• WHAT THE TASK REQUIRES
In the listing below, find every line with the string "Zincke" and pull it out.

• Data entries
>>>

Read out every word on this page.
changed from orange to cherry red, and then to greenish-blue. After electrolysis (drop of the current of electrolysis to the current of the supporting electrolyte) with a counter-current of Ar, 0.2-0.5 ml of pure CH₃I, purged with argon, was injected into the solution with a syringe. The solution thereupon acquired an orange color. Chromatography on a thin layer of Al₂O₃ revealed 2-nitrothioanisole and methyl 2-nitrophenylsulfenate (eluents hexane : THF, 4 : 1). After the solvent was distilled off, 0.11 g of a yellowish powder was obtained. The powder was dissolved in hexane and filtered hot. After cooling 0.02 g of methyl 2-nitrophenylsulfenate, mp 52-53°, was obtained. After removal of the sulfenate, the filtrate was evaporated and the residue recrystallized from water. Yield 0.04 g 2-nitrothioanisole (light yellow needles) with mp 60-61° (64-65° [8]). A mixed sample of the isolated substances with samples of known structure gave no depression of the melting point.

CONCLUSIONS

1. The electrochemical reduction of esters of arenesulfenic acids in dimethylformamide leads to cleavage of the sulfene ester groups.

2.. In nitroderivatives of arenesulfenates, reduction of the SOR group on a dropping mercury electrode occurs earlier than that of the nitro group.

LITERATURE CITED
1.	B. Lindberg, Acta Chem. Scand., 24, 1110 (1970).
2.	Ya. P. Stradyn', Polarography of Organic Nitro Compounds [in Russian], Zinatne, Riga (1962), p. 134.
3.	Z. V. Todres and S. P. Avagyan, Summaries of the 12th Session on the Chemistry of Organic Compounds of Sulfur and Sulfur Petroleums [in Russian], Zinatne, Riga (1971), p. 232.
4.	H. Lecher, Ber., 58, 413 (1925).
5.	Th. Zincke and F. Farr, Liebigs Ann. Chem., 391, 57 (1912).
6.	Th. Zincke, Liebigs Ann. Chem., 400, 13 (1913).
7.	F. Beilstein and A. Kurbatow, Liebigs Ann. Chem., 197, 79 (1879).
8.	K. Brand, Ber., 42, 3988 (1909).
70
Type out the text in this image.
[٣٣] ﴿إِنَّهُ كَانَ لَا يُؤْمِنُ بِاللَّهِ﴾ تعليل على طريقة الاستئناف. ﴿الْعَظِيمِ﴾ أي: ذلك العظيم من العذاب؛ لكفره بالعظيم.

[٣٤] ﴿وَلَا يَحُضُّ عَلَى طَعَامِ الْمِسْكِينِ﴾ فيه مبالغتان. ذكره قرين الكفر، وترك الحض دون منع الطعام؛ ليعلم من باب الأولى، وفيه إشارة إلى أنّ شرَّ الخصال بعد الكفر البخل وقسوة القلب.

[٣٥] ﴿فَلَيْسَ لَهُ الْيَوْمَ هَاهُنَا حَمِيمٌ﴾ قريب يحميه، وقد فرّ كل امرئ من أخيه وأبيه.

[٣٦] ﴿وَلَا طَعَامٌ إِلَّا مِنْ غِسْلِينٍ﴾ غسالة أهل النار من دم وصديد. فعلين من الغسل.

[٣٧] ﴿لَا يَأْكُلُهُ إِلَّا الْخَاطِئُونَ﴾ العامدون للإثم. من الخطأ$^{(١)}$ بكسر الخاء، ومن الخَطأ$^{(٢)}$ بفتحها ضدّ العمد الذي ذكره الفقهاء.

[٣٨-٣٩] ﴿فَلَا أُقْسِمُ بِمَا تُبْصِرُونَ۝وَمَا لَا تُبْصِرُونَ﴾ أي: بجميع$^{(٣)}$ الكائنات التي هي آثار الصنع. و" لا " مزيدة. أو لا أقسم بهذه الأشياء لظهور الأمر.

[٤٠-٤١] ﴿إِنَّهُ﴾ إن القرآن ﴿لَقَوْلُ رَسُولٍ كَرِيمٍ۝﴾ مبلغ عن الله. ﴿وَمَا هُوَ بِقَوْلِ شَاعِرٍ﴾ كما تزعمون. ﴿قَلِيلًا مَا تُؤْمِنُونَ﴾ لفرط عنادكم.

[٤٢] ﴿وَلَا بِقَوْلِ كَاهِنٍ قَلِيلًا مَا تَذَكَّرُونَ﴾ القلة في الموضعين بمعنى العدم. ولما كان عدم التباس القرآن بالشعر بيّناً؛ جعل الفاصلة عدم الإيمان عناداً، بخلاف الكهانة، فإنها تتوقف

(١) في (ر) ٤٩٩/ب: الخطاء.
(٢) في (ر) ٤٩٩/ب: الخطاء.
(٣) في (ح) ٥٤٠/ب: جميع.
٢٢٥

<<<

• RESULT
5.	Th. Zincke and F. Farr, Liebigs Ann. Chem., 391, 57 (1912).
6.	Th. Zincke, Liebigs Ann. Chem., 400, 13 (1913).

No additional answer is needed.